> THE EXERCISE
Each line that follows should be printed again exactly as it stands.

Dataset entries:
━━━
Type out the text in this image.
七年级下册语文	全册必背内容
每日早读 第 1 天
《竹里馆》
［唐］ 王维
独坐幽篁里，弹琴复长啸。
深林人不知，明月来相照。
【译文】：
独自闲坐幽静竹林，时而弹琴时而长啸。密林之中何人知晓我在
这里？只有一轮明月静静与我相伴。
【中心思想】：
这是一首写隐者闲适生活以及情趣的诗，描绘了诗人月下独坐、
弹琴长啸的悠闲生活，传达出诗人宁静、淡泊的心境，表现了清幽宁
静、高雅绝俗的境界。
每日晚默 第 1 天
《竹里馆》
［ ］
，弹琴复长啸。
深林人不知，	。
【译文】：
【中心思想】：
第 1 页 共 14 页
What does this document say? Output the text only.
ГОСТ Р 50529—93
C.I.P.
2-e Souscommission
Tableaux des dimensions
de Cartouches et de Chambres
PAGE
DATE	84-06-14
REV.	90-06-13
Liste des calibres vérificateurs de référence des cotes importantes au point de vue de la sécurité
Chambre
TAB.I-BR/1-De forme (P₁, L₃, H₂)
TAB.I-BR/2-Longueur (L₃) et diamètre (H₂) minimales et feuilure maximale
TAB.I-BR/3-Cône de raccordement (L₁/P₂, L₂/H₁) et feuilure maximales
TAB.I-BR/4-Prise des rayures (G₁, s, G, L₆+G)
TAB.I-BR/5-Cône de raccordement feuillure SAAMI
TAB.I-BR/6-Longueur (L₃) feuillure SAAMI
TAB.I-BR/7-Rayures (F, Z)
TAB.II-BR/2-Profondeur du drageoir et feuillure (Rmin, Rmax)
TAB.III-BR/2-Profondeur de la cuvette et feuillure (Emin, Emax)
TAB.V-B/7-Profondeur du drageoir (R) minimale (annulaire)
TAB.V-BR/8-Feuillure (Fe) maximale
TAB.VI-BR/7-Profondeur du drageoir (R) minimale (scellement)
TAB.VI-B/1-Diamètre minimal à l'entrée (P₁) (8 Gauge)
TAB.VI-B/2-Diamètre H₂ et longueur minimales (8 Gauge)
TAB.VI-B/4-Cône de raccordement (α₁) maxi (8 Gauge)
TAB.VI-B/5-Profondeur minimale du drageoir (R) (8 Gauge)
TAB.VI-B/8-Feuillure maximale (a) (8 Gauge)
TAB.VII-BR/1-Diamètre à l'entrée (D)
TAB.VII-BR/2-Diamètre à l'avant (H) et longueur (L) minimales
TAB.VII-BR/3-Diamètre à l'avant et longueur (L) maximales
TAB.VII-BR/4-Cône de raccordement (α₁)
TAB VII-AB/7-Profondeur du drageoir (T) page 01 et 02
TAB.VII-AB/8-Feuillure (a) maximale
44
━━━
> COMPLETED EXERCISE
Type out the text in this image.
七年级下册语文	全册必背内容
每日早读 第 1 天
《竹里馆》
［唐］ 王维
独坐幽篁里，弹琴复长啸。
深林人不知，明月来相照。
【译文】：
独自闲坐幽静竹林，时而弹琴时而长啸。密林之中何人知晓我在
这里？只有一轮明月静静与我相伴。
【中心思想】：
这是一首写隐者闲适生活以及情趣的诗，描绘了诗人月下独坐、
弹琴长啸的悠闲生活，传达出诗人宁静、淡泊的心境，表现了清幽宁
静、高雅绝俗的境界。
每日晚默 第 1 天
《竹里馆》
［ ］
，弹琴复长啸。
深林人不知，	。
【译文】：
【中心思想】：
第 1 页 共 14 页
What does this document say? Output the text only.
ГОСТ Р 50529—93
C.I.P.
2-e Souscommission
Tableaux des dimensions
de Cartouches et de Chambres
PAGE
DATE	84-06-14
REV.	90-06-13
Liste des calibres vérificateurs de référence des cotes importantes au point de vue de la sécurité
Chambre
TAB.I-BR/1-De forme (P₁, L₃, H₂)
TAB.I-BR/2-Longueur (L₃) et diamètre (H₂) minimales et feuilure maximale
TAB.I-BR/3-Cône de raccordement (L₁/P₂, L₂/H₁) et feuilure maximales
TAB.I-BR/4-Prise des rayures (G₁, s, G, L₆+G)
TAB.I-BR/5-Cône de raccordement feuillure SAAMI
TAB.I-BR/6-Longueur (L₃) feuillure SAAMI
TAB.I-BR/7-Rayures (F, Z)
TAB.II-BR/2-Profondeur du drageoir et feuillure (Rmin, Rmax)
TAB.III-BR/2-Profondeur de la cuvette et feuillure (Emin, Emax)
TAB.V-B/7-Profondeur du drageoir (R) minimale (annulaire)
TAB.V-BR/8-Feuillure (Fe) maximale
TAB.VI-BR/7-Profondeur du drageoir (R) minimale (scellement)
TAB.VI-B/1-Diamètre minimal à l'entrée (P₁) (8 Gauge)
TAB.VI-B/2-Diamètre H₂ et longueur minimales (8 Gauge)
TAB.VI-B/4-Cône de raccordement (α₁) maxi (8 Gauge)
TAB.VI-B/5-Profondeur minimale du drageoir (R) (8 Gauge)
TAB.VI-B/8-Feuillure maximale (a) (8 Gauge)
TAB.VII-BR/1-Diamètre à l'entrée (D)
TAB.VII-BR/2-Diamètre à l'avant (H) et longueur (L) minimales
TAB.VII-BR/3-Diamètre à l'avant et longueur (L) maximales
TAB.VII-BR/4-Cône de raccordement (α₁)
TAB VII-AB/7-Profondeur du drageoir (T) page 01 et 02
TAB.VII-AB/8-Feuillure (a) maximale
44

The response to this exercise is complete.